### [Exercise directions]
Restate the data below word for word. Skip any images it contains.

-- BEGIN Exercise materials --

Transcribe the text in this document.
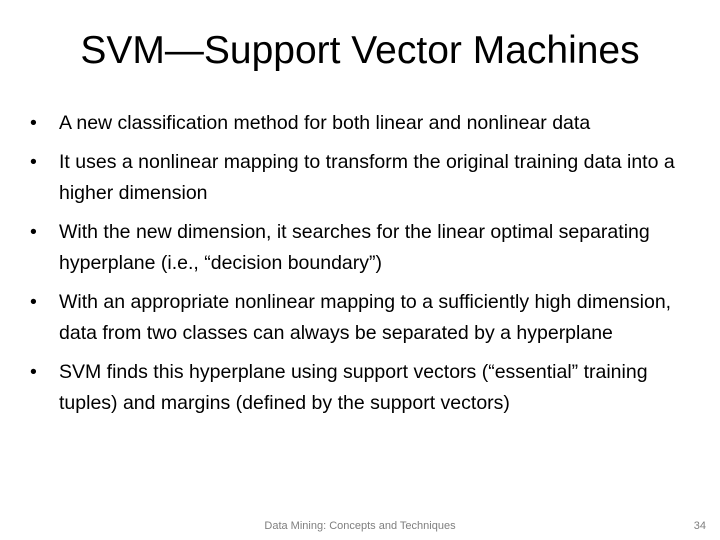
SVM—Support Vector Machines
• A new classification method for both linear and nonlinear data
• It uses a nonlinear mapping to transform the original training data into a higher dimension
• With the new dimension, it searches for the linear optimal separating hyperplane (i.e., “decision boundary”)
• With an appropriate nonlinear mapping to a sufficiently high dimension, data from two classes can always be separated by a hyperplane
• SVM finds this hyperplane using support vectors (“essential” training tuples) and margins (defined by the support vectors)
Data Mining: Concepts and Techniques	34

-- END Exercise materials --

### [Final result]
Transcribe the text in this document.
SVM—Support Vector Machines
• A new classification method for both linear and nonlinear data
• It uses a nonlinear mapping to transform the original training data into a higher dimension
• With the new dimension, it searches for the linear optimal separating hyperplane (i.e., “decision boundary”)
• With an appropriate nonlinear mapping to a sufficiently high dimension, data from two classes can always be separated by a hyperplane
• SVM finds this hyperplane using support vectors (“essential” training tuples) and margins (defined by the support vectors)
Data Mining: Concepts and Techniques	34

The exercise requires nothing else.